Excerpted text:
--- begin ---

Consider a typical cartel in an intermediate goods market, say the market for widgets. Widgets are sold to manufacturers of blodgets, which then sell them to end-consumers. The goal of the widget cartel was to raise prices. So, if successful, the cartel would have caused widget prices, and most likely blodgets prices, to increase, hurting blodgets manufacturers (i.e., the direct customers of widgets) and end-consumers of blodgets (i.e., the indirect customers of the widget cartelists). Both the direct and indirect customers of a cartelised product can claim compensation for damages in the European Union.

In this chapter, we discuss the methods commonly used to estimate damages in the Member States of the European Union. We first explain the effects of a cartel on the profits of direct customers as well as on the surplus of end-consumers. We then discuss the different economic methods used to estimate those effects. We conclude with a few practical considerations.


The damages caused by the widget cartel to a blodgets manufacturer will equal the loss of profits suffered by that direct customer as a result of the cartel. A cartel may have three effects on the profits of a direct customer: (1) the price paid by the customer may increase (the ‘price overcharge’); (2) the retail price which the direct customer charges to the final consumers of blodgets may also increase (the ‘pass-on effect’); and (3) sales volumes may fall (the ‘output effect’). The widget cartel will hurt the end-consumers of blodgets only if the pass-on effect is positive (i.e., only if the retail price of the blodgets increases in response to the higher widget price set out by the cartelists).

The magnitude of the damage inflicted on both direct and indirect customers can be computed as follows.

--- end ---

Supplied data:
--- begin ---

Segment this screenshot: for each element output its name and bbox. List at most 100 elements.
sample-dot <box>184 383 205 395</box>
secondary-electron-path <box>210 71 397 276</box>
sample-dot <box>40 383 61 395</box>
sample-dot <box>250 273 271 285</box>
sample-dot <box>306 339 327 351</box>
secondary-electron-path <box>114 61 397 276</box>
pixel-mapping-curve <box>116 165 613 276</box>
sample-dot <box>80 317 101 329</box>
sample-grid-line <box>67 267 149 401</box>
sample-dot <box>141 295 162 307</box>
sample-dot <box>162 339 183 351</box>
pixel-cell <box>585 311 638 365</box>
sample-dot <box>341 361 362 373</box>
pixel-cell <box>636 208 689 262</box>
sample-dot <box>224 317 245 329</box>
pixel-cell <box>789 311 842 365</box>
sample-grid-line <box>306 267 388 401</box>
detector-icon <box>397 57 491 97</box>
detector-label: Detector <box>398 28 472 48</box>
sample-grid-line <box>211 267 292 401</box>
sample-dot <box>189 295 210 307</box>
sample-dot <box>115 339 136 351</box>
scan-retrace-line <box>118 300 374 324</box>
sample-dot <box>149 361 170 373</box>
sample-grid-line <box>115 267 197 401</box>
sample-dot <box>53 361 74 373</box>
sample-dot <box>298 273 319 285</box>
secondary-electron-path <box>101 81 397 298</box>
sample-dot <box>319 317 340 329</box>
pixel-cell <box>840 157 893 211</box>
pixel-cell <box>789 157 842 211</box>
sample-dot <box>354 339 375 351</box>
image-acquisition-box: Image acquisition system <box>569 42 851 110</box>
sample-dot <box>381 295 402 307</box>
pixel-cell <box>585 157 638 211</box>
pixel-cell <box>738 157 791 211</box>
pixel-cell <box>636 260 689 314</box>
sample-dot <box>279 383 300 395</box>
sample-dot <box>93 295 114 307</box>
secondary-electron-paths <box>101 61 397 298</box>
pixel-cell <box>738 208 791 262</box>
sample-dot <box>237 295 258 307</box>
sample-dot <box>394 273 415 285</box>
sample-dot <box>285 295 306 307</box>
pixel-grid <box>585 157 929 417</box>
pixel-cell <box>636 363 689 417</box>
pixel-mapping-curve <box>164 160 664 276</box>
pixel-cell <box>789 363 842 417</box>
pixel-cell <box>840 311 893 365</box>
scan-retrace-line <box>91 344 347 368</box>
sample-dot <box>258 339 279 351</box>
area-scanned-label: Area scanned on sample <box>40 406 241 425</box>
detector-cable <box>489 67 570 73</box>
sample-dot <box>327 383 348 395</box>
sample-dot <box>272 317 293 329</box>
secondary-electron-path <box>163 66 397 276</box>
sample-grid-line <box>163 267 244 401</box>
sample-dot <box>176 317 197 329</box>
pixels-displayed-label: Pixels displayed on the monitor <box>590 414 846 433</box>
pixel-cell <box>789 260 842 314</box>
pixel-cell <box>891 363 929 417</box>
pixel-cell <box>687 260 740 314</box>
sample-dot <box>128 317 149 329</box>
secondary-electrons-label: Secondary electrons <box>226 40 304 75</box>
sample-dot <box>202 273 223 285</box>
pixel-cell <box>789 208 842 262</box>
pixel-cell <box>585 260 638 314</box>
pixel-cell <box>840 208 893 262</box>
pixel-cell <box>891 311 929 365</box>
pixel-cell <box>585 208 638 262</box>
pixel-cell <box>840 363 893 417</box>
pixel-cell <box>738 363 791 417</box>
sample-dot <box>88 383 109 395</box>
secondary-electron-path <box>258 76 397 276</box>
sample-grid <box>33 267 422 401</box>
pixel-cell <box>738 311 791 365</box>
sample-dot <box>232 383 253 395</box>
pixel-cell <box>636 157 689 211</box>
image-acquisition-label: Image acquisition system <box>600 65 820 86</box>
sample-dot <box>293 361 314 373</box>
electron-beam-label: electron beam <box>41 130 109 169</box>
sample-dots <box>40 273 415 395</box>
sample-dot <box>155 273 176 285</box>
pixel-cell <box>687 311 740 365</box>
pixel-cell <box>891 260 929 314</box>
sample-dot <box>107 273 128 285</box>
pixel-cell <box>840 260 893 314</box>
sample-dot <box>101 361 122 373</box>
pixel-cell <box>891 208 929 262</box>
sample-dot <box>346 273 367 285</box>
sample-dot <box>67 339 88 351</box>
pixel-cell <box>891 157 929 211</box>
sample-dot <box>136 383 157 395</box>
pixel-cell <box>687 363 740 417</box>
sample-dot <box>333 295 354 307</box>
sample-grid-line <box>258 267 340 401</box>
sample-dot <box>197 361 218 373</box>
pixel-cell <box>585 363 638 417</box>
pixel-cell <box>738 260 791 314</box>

--- end ---

Task A: In the text on cartel damages, who can claim compensation for damages in the European Union?
Task B: List the effects that the text on cartel damages says a cartel may have on the profits of a direct customer, with the label each is given.
Task C: Write the next part of the text on cartel damages, picking up after its final sentence.

Written answer A: Both the direct and indirect customers of a cartelised product can claim compensation.

Written answer B:
- The price paid by the customer may increase (the ‘price overcharge’).
- The retail price the direct customer charges to final consumers of blodgets may also increase (the ‘pass-on effect’).
- Sales volumes may fall (the ‘output effect’).

Written answer C:
Absent the cartel, a blodgets manufacturer pays a price c to the widget supplier and sells q units at a retail price p to the consumers of blodgets. The blodgets manufacturer thus earns a profit equal to (p - c) x q. In the cartel scenario, the blodgets manufacturer pays an input price c’ to the widget supplier and sells q’ units at a retail price p’. The profits under the cartel equal (p’ - c’) x q’. The change in profits for the blodgets manufacturer caused by the cartel can be decomposed in three terms. First, α = (c’ - c) x q’ is the reduction in profits stemming

from the increase in the price of widgets caused by the cartel. Second, β = p x (q’ - q) is the reduction in profits resulting from the loss of volume caused by the increase in the retail blodget price. Third, γ = (p’ - p) x q’ represents the additional profits accruing to the blodgets manufacturer as a result of the higher retail blodget price. Therefore, the loss in profit to the blodget manufacturer resulting from the widgets cartel equals the loss of profits α + β minus the additional profits γ.

Quantifying the damages suffered by a blodgets manufacturer thus requires comparing widget prices with and without the cartel (c and c’, respectively), blodget prices with and without the cartel (p and p’, respectively), and blodget sales with and without the cartel (q and q’, respectively). We can observe widget prices, blodget prices and volumes during the cartel, but can only estimate these magnitudes in the absence of the cartel. The main challenge in the quantification of cartel damages is indeed determining the likely evolution of the market absent the infringement (i.e., absent the cartel). This hypothetical scenario, commonly known as the counterfactual or but-for scenario, is not observable and, therefore, must be approximated, possibly using econometric tools. This is, needless to say, a complex task, since it requires simulating an economic scenario that did not occur.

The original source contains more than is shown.